## Reading text
Segment Open
STAN CHOE
Shares on the Australian stock exchange are expected to slip on opening, even as a rebound overnight for tech stocks in the US sent indexes higher on Wall Street.
Futures markets at 6am AEST suggest a slight 0.12 per cent, 11 point fall in the local bourse on Tuesday, with the dollar trading higher against the US greenback at US69.57¢. On Monday, the market started the week lower as trading volumes plunged and investors awaited the next market-moving catalyst.
In the US, a rebound for AI stocks lifted Wall Street overnight.
The S&P 500 rose 0.7 per cent and pulled back within 1 per cent of its all-time high, even though the majority of stocks within the index fell. The strength for companies in the artificial-intelligence technology industry sent the Nasdaq composite 1.1 per cent higher, and the Dow Jones Industrial Average rose 155 points, or 0.3 per cent, to a record.
Segment Closed
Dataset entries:
Segment Open
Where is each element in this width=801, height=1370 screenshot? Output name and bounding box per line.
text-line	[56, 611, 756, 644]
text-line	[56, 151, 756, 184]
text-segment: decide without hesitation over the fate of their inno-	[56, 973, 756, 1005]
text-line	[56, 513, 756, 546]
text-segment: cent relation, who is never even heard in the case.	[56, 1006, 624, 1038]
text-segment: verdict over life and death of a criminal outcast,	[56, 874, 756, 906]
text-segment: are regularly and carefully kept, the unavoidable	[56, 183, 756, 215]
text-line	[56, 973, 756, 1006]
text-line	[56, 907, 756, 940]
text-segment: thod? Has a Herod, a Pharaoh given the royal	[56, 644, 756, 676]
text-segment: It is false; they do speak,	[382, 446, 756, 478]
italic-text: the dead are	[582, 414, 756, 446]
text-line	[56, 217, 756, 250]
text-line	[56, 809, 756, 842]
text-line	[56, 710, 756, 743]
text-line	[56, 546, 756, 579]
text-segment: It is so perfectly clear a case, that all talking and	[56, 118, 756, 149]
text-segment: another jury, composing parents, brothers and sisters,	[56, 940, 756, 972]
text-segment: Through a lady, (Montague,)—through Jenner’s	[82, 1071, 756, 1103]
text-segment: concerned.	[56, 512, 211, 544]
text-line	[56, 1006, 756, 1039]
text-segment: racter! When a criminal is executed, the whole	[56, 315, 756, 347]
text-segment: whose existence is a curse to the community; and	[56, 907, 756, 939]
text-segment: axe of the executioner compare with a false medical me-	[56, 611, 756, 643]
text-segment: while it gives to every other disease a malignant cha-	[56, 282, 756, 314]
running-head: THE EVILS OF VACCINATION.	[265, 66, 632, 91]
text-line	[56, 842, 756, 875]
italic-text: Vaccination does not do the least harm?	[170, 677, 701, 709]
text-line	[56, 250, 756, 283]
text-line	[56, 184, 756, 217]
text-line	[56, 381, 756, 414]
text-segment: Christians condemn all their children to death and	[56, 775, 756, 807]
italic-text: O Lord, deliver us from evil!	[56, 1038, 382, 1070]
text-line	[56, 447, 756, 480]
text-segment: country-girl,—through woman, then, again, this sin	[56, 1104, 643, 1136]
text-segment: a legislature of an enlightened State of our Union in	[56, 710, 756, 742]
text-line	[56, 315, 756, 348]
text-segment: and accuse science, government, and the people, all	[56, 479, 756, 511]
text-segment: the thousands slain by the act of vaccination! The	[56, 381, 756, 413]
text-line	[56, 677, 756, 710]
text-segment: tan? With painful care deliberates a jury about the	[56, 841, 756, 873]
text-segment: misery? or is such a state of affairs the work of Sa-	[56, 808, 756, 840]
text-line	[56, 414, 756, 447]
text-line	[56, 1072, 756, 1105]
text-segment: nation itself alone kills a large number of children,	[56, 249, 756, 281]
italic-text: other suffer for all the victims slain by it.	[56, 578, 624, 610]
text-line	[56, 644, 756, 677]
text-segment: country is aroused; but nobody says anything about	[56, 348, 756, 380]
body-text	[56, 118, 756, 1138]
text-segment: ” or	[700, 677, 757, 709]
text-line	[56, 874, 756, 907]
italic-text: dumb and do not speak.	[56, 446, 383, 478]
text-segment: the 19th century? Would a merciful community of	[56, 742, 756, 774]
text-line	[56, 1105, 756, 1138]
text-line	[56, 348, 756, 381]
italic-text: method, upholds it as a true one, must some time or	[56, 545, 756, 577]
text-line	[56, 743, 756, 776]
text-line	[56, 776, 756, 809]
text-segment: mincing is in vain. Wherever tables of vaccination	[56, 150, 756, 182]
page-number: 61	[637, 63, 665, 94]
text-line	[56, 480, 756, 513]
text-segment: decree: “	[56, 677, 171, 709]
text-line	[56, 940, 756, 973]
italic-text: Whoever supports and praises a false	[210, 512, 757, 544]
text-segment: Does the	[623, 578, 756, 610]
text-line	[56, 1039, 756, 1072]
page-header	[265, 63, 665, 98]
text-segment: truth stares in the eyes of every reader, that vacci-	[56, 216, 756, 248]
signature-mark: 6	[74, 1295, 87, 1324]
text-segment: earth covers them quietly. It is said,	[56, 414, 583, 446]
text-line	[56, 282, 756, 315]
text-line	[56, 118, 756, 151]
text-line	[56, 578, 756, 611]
Segment Closed
## Problems to solve
a) Name every US stock index mentioned in the market report.
b) Summarize the market report in two sentences.
c) Answer these questions from the market report.
(i) By how many points were futures markets suggesting the local bourse would fall?
(ii) At what level was the dollar trading against the US greenback?
(iii) By how many points did the Dow Jones Industrial Average rise?

## Solutions
a)
S&P 500
Nasdaq composite
Dow Jones Industrial Average

b) Futures pointed to a slight 0.12 percent fall for Australian shares on opening Tuesday, after the market began the week lower on Monday as trading volumes plunged. On Wall Street, a rebound for AI stocks lifted the S&P 500 by 0.7 percent and the Nasdaq composite by 1.1 percent, and the Dow Jones Industrial Average rose to a record.

c)
(i) 11 points
(ii) US69.57¢
(iii) 155 points